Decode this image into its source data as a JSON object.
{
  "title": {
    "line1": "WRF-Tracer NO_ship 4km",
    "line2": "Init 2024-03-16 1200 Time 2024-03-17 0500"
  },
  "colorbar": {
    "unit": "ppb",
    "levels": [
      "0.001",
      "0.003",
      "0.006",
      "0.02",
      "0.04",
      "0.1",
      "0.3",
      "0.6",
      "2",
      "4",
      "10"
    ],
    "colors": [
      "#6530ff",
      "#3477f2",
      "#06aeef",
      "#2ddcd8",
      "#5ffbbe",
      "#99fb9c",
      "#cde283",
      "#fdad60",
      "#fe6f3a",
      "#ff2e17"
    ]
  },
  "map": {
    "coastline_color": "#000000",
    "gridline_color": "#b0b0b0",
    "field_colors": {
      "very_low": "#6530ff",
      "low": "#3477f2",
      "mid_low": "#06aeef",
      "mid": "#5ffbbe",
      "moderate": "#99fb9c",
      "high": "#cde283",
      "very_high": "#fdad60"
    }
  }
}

================

> **Exercise requirements**: What do the records say? Quote them all exactly.

> **Reply to the exercise**:
Decode this image into its source data as a JSON object.
{
  "title": {
    "line1": "WRF-Tracer NO_ship 4km",
    "line2": "Init 2024-03-16 1200 Time 2024-03-17 0500"
  },
  "colorbar": {
    "unit": "ppb",
    "levels": [
      "0.001",
      "0.003",
      "0.006",
      "0.02",
      "0.04",
      "0.1",
      "0.3",
      "0.6",
      "2",
      "4",
      "10"
    ],
    "colors": [
      "#6530ff",
      "#3477f2",
      "#06aeef",
      "#2ddcd8",
      "#5ffbbe",
      "#99fb9c",
      "#cde283",
      "#fdad60",
      "#fe6f3a",
      "#ff2e17"
    ]
  },
  "map": {
    "coastline_color": "#000000",
    "gridline_color": "#b0b0b0",
    "field_colors": {
      "very_low": "#6530ff",
      "low": "#3477f2",
      "mid_low": "#06aeef",
      "mid": "#5ffbbe",
      "moderate": "#99fb9c",
      "high": "#cde283",
      "very_high": "#fdad60"
    }
  }
}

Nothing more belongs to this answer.